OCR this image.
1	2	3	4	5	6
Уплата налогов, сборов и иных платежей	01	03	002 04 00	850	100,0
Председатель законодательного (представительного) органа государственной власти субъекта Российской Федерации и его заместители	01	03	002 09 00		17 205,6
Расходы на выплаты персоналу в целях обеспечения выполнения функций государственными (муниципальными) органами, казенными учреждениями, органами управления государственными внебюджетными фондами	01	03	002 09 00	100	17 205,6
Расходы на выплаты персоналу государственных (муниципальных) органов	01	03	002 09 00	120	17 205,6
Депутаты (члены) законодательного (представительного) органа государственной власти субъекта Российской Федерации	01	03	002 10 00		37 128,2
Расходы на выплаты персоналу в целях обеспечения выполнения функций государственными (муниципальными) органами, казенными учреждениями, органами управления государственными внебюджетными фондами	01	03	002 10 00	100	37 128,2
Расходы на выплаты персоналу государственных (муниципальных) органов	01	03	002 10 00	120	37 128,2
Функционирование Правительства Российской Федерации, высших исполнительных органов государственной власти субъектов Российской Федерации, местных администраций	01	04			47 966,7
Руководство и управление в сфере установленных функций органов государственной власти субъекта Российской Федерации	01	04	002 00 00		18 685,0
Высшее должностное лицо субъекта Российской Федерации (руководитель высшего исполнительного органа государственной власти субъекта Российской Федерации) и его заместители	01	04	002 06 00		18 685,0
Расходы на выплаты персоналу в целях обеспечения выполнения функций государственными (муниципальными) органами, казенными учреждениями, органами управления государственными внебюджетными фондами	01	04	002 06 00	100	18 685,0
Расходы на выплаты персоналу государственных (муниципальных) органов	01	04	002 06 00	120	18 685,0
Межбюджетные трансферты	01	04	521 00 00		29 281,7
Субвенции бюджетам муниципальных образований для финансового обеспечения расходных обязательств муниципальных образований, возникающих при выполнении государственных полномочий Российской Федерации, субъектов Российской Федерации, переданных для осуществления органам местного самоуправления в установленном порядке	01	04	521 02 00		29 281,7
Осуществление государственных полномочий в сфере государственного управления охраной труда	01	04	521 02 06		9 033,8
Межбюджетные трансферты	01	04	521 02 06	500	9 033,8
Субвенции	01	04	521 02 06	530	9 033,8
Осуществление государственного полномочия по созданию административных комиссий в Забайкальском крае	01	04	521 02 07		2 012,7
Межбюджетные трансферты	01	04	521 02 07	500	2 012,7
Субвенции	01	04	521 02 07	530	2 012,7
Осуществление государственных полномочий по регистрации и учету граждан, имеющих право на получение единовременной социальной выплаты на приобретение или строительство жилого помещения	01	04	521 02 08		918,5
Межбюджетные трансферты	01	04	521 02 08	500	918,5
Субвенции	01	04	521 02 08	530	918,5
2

• **PROBLEM TO SOLVE**
Locate all lines in the listing above with the word "муниципальных" and copy them.

• **ANSWER**
Расходы на выплаты персоналу государственных (муниципальных) органов	01	03	002 09 00	120	17 205,6
Расходы на выплаты персоналу государственных (муниципальных) органов	01	03	002 10 00	120	37 128,2
Расходы на выплаты персоналу государственных (муниципальных) органов	01	04	002 06 00	120	18 685,0
Субвенции бюджетам муниципальных образований для финансового обеспечения расходных обязательств муниципальных образований, возникающих при выполнении государственных полномочий Российской Федерации, субъектов Российской Федерации, переданных для осуществления органам местного самоуправления в установленном порядке	01	04	521 02 00		29 281,7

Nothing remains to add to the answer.